## Task description
Collect all the lines that mention the word "icon".

━━━ Supplied entries

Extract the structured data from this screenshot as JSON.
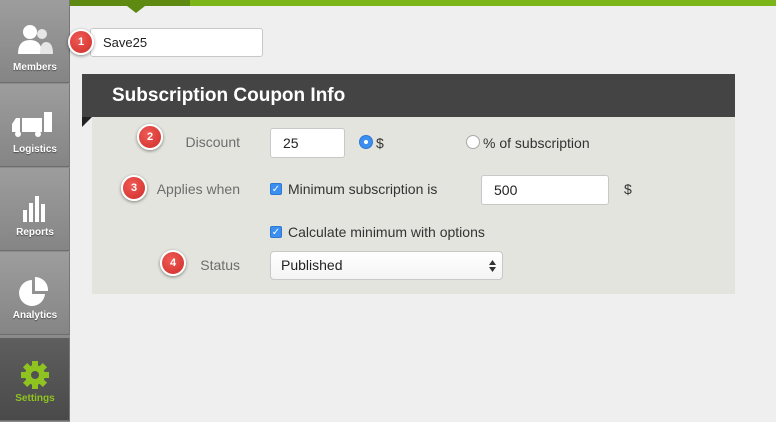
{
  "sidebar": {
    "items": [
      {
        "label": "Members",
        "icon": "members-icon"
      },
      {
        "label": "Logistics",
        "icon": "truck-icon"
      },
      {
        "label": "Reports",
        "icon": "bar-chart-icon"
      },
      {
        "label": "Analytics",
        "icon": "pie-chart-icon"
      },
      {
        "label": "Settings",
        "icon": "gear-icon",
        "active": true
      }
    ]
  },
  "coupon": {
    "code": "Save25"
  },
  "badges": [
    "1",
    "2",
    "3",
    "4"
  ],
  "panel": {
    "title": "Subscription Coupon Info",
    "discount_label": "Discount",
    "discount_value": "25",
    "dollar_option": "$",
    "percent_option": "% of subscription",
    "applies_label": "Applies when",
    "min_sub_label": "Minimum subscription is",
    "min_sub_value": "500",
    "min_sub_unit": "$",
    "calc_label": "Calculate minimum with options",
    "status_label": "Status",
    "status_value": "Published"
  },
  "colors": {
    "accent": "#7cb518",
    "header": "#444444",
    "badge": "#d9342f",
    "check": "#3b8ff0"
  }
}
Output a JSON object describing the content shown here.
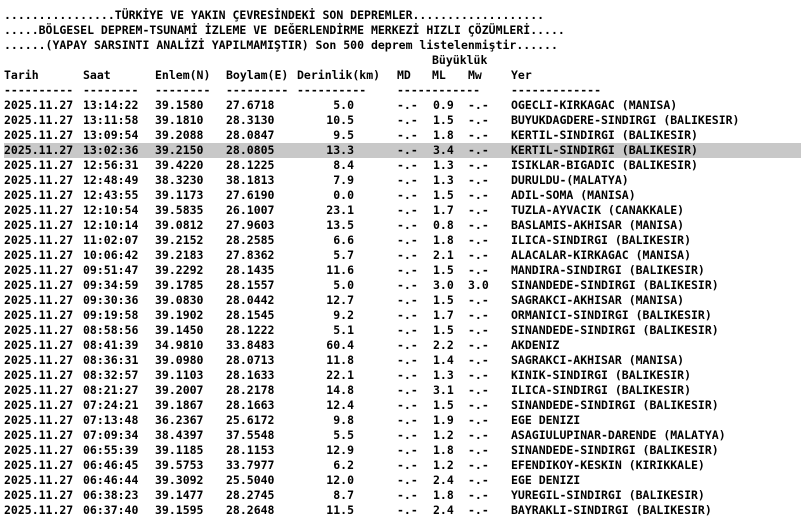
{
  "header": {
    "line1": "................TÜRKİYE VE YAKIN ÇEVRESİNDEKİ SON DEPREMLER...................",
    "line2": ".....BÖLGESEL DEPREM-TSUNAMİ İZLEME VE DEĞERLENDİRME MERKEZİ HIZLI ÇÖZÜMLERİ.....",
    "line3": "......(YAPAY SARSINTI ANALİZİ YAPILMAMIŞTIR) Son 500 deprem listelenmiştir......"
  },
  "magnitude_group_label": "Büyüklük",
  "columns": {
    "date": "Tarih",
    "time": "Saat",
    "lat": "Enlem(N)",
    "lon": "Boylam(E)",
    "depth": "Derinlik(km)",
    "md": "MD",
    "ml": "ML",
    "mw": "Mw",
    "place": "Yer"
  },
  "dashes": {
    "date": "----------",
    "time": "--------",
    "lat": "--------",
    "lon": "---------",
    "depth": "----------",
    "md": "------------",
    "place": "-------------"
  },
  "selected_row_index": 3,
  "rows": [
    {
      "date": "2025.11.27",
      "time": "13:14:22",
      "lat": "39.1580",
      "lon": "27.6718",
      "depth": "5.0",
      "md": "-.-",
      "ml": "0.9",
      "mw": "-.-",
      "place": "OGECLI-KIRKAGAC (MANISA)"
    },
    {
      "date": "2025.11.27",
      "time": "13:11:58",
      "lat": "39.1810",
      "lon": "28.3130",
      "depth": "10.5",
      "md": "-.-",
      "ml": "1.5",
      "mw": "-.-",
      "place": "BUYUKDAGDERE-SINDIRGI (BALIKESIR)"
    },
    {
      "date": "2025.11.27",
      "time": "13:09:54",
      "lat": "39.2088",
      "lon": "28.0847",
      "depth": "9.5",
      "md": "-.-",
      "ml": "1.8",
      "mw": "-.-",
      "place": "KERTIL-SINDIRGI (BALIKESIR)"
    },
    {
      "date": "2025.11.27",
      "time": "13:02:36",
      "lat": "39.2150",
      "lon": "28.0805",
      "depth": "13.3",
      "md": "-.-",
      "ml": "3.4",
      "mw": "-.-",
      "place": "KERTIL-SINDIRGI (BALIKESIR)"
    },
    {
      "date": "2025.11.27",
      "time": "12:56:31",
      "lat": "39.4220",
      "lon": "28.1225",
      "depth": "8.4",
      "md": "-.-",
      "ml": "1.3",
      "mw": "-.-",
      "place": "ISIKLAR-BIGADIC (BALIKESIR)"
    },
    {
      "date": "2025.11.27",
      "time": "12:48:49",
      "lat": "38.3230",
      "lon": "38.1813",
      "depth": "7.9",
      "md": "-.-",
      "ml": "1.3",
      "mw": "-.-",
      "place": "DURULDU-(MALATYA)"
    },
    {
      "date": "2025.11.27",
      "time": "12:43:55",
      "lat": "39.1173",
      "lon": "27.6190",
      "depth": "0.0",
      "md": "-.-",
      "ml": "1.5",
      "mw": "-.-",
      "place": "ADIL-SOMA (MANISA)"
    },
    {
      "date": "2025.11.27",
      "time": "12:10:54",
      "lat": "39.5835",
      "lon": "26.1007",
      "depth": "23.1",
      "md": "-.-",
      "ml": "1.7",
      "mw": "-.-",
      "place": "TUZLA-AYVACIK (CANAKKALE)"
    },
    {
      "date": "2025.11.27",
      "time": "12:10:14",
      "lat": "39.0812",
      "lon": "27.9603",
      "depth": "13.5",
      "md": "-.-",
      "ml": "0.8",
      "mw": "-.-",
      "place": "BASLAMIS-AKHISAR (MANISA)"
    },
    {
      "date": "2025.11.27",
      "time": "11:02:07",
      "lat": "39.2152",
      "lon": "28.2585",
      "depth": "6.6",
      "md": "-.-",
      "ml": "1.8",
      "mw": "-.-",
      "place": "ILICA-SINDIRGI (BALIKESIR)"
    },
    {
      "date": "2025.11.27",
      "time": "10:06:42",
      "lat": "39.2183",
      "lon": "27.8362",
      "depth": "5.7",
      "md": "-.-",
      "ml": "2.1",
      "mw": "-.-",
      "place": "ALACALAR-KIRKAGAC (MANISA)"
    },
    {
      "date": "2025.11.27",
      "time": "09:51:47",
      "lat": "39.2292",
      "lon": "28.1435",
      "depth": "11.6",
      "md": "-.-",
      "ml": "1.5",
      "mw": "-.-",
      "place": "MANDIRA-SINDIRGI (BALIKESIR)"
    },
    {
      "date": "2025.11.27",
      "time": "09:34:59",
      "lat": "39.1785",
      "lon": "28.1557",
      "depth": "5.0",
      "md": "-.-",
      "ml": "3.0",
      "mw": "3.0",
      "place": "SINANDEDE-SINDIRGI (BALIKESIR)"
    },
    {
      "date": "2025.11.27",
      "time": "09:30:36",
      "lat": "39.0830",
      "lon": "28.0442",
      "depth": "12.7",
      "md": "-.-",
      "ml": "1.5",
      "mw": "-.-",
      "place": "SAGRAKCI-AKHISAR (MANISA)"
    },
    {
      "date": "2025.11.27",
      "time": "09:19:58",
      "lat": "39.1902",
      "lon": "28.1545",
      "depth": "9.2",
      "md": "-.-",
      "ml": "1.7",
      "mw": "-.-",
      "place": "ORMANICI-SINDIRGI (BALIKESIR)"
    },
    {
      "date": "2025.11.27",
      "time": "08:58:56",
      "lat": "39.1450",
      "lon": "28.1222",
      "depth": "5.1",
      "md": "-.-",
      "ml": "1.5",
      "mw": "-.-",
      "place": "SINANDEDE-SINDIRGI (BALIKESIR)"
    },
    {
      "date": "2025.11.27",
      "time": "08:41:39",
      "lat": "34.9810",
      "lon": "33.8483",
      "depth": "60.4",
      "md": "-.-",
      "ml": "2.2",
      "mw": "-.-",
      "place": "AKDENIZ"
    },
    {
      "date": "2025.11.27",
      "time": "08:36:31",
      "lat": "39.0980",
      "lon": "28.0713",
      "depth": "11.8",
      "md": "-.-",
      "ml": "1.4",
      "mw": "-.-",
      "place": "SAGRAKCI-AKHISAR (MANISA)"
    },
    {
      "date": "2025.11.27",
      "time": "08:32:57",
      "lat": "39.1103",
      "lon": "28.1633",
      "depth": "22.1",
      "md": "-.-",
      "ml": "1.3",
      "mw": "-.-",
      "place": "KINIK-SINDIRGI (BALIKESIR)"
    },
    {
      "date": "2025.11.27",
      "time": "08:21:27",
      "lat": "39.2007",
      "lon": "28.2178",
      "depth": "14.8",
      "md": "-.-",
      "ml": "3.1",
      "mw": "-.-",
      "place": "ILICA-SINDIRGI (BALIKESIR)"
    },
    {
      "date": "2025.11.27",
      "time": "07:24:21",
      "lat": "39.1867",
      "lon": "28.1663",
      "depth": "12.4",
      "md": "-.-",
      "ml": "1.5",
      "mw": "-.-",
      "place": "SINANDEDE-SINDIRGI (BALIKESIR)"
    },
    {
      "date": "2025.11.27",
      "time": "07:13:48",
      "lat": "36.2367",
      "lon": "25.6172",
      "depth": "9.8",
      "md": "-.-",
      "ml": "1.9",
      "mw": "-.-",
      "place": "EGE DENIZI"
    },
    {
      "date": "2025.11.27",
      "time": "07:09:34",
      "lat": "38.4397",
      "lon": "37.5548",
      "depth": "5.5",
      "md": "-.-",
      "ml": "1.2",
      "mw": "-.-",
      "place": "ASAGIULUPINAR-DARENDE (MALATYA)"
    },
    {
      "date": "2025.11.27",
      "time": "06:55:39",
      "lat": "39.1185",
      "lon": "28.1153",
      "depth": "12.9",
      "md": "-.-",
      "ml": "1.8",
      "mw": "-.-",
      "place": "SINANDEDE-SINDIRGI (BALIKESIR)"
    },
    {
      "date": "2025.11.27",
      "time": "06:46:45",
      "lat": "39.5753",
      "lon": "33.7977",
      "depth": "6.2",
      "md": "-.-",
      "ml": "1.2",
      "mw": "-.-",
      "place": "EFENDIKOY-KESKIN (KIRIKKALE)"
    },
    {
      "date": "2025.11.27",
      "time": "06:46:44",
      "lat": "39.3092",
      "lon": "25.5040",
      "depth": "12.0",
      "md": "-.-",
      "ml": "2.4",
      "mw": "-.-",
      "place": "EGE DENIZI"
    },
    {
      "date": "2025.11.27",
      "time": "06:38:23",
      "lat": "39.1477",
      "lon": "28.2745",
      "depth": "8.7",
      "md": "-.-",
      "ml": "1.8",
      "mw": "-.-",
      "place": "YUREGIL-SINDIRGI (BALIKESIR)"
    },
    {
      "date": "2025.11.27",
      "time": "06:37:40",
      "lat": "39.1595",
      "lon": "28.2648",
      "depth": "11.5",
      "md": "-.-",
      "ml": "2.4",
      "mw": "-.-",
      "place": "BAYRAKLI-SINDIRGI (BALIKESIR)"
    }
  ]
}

━━━━━━

## Problem solution
        "icon": "members-icon"
        "icon": "truck-icon"
        "icon": "bar-chart-icon"
        "icon": "pie-chart-icon"
        "icon": "gear-icon",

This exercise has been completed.